═══ Information provided ═══

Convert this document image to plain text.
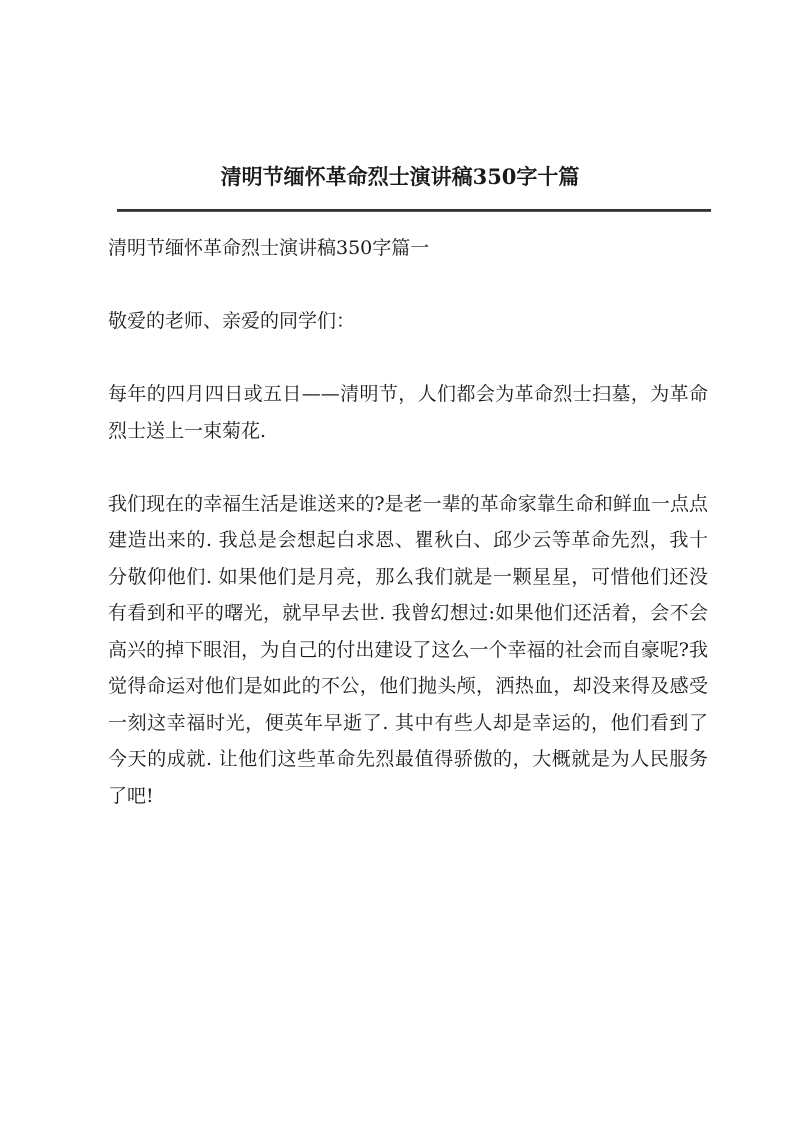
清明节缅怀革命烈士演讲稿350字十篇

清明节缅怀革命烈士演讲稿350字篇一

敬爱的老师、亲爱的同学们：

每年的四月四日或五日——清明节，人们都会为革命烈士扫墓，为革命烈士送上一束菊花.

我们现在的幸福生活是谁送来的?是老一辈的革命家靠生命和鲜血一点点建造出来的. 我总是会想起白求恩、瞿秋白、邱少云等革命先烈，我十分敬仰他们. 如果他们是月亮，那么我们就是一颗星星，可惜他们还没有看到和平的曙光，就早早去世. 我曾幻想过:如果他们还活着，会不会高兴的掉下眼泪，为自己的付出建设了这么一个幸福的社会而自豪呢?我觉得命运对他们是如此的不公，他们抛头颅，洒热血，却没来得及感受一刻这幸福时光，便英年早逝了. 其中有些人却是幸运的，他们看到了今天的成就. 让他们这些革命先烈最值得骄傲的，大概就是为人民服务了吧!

═══
═══ Information provided ═══

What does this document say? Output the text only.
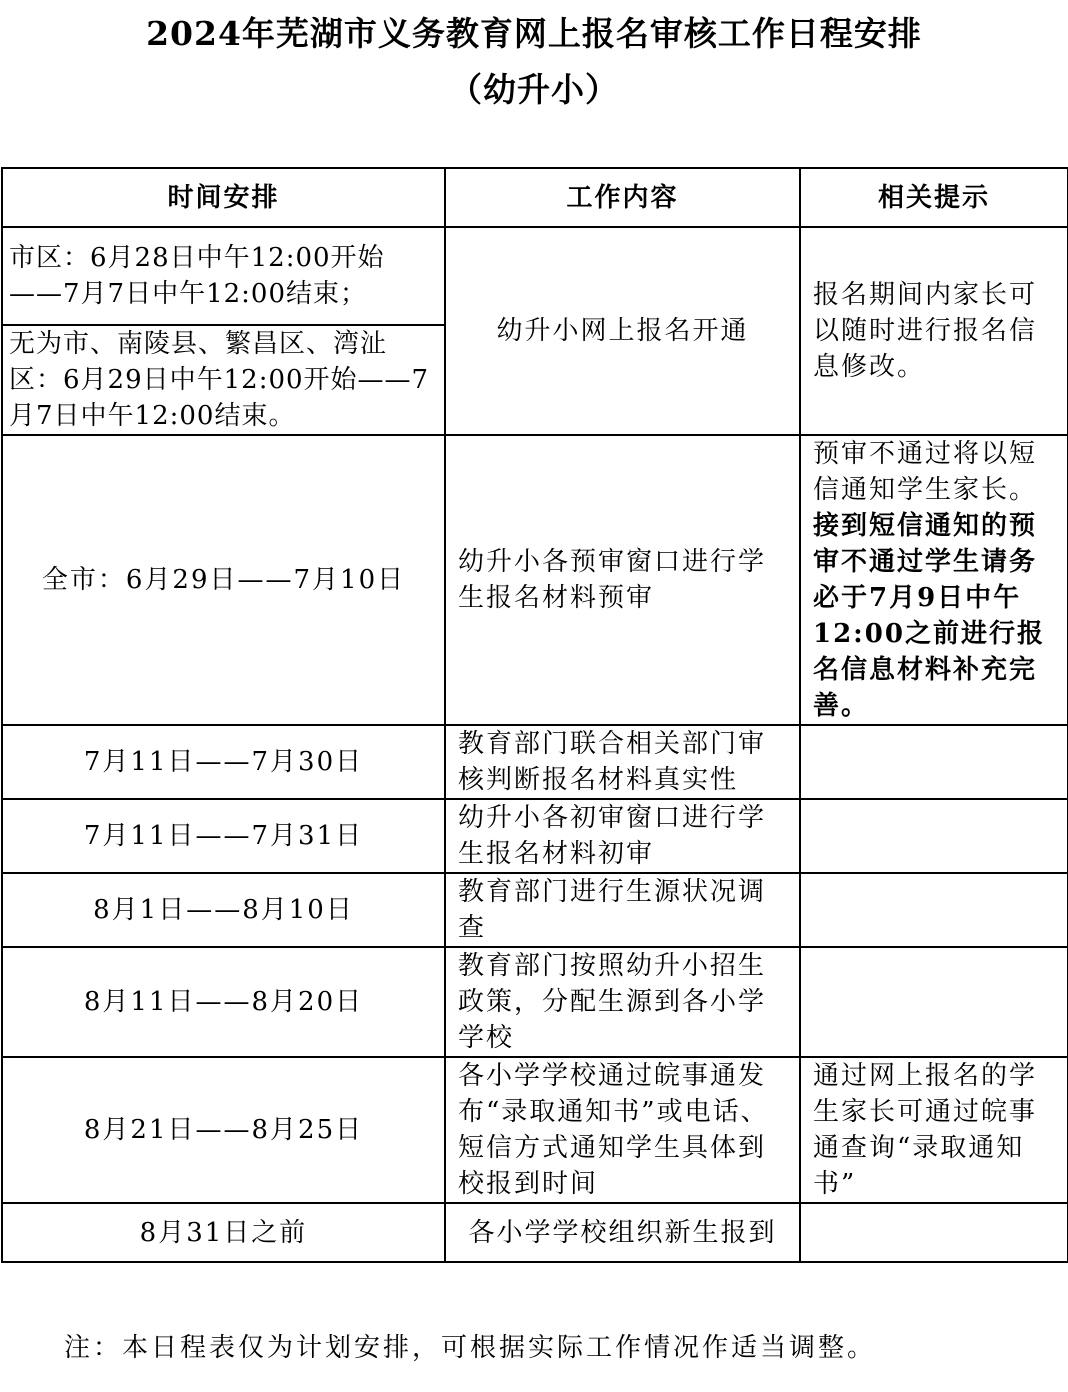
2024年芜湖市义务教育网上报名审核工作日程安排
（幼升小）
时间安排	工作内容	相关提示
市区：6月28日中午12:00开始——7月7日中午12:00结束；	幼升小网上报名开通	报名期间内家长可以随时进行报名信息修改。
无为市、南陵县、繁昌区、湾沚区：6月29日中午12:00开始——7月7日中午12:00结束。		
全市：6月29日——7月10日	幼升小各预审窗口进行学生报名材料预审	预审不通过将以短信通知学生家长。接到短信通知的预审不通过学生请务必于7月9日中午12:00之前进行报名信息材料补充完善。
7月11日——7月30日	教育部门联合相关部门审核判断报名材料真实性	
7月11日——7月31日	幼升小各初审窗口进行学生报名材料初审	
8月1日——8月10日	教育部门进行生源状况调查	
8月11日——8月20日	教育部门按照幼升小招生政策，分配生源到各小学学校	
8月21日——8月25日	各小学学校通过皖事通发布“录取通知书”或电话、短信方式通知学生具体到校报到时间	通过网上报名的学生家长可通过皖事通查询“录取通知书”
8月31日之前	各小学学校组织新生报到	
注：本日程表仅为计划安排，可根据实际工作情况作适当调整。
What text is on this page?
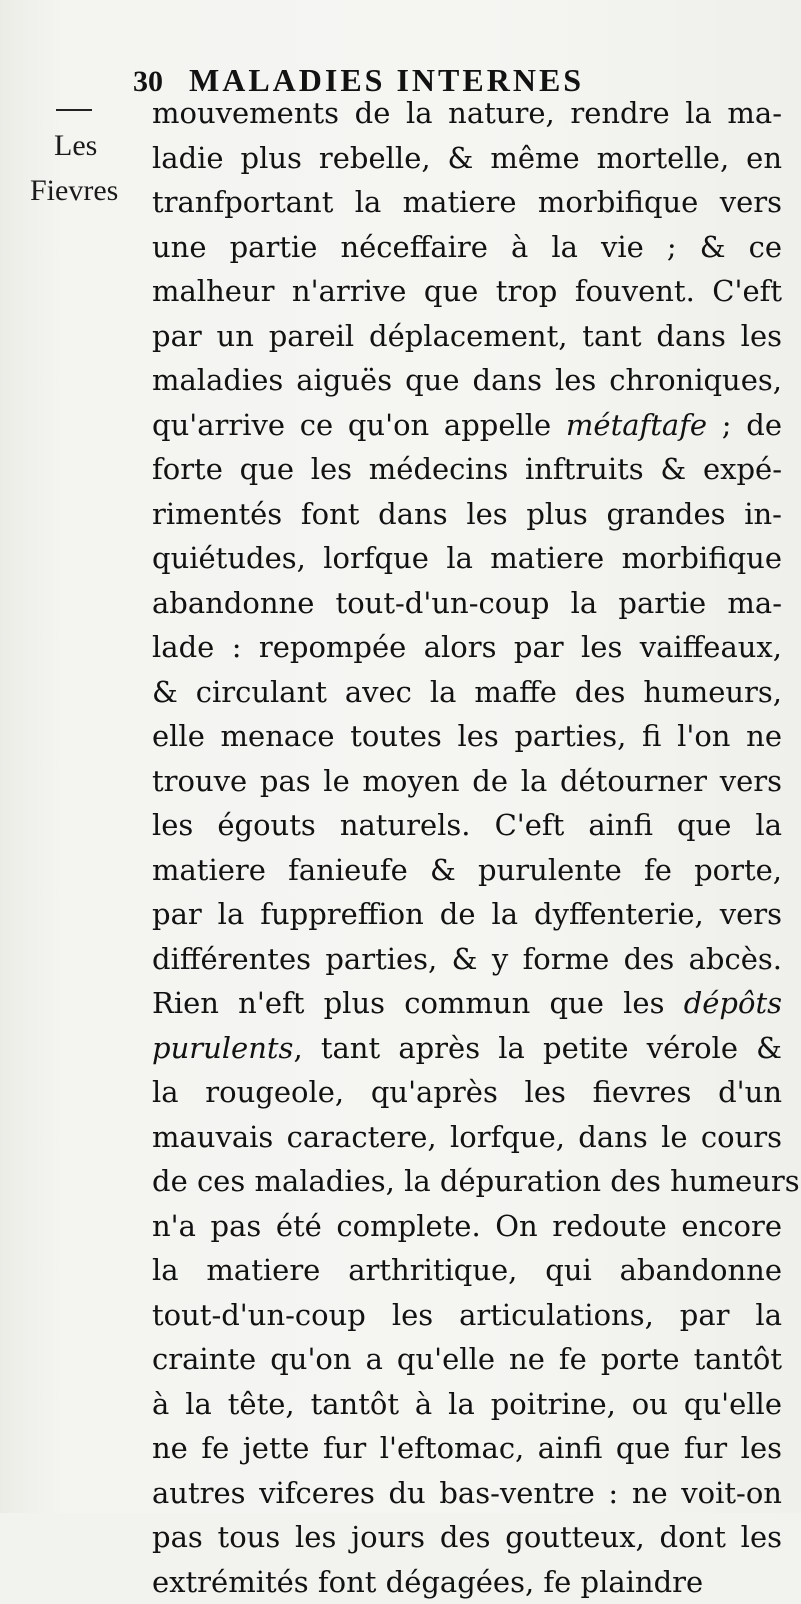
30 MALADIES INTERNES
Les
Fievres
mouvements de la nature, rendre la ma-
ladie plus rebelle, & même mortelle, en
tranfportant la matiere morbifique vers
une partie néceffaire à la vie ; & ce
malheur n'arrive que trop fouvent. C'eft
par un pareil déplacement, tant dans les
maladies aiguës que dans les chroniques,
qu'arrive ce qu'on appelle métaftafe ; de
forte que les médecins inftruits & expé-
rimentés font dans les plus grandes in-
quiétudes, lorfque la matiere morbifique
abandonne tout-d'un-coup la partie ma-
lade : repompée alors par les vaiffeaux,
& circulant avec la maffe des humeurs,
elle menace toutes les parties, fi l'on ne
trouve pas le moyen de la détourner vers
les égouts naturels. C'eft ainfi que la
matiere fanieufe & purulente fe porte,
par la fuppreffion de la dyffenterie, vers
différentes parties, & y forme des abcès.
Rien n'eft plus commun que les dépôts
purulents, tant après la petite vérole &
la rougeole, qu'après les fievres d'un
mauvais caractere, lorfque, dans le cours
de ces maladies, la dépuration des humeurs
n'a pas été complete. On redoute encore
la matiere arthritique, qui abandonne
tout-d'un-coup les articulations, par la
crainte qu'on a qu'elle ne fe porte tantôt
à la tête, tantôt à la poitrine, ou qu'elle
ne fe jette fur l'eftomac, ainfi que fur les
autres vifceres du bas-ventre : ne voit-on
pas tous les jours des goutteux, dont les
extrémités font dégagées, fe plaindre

═══

▸ Problem description: From the listing, copy every line where the string "text" appears.

▸ Expected answer:
Convert this document image to plain text.
What does this document say? Output the text only.
What text is on this page?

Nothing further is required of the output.